'''

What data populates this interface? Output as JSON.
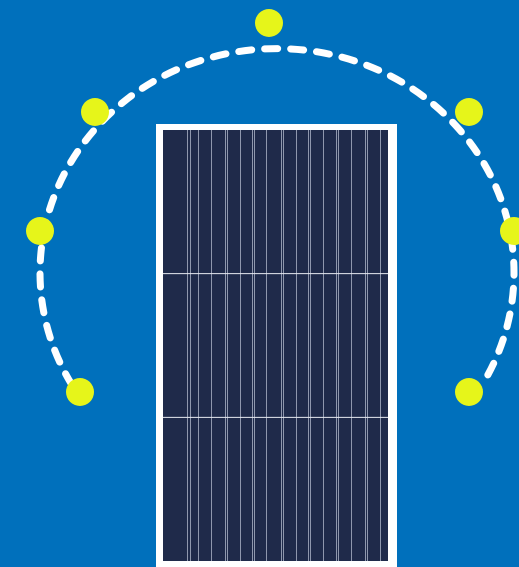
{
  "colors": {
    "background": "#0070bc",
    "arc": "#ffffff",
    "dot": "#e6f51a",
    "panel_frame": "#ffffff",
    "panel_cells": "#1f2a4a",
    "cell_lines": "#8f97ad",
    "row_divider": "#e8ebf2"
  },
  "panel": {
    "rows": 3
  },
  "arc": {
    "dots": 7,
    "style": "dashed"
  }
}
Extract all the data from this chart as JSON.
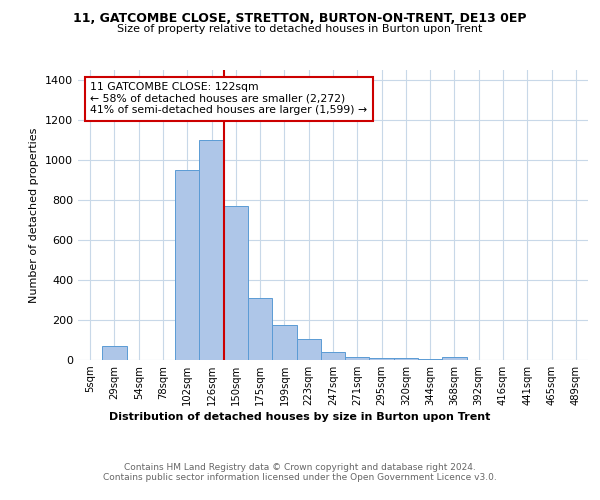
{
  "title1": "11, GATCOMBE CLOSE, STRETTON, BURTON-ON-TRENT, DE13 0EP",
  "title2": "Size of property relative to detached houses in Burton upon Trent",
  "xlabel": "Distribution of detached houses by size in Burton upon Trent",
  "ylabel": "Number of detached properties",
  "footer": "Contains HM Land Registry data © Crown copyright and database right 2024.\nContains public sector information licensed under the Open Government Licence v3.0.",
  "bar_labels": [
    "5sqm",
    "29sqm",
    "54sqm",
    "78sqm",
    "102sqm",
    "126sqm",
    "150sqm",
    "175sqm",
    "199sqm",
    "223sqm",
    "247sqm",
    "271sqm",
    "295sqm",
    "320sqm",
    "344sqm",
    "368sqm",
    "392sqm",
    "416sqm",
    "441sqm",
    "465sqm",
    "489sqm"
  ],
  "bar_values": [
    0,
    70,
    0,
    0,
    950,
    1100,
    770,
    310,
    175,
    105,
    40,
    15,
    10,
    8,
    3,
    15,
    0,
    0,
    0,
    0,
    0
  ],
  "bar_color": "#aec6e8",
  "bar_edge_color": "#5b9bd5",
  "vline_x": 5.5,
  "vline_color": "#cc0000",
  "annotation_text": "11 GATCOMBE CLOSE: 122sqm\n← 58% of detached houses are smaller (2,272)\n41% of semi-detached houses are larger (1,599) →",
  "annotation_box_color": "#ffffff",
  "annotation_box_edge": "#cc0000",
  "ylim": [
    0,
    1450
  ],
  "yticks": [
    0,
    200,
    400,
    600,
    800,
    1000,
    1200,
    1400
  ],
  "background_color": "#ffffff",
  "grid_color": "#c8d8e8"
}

'''

Request >> State the number of lines above that hold the string "data", with nothing added.

Task solution >> 3